▸ **Data to process**:
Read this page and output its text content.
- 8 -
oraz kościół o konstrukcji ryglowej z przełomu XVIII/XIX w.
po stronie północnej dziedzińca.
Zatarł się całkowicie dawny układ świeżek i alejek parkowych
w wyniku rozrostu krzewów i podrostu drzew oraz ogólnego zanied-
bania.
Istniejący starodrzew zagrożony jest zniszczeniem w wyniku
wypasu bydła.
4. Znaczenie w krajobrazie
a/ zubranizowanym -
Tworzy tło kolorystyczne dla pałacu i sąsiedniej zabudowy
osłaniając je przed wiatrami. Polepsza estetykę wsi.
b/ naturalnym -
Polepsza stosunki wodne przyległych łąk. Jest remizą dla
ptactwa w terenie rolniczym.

▸ **Written request**: Across the entries, how many lines contain "Polepsza"? Reply with the number only.

▸ **Response to this exercise**: 2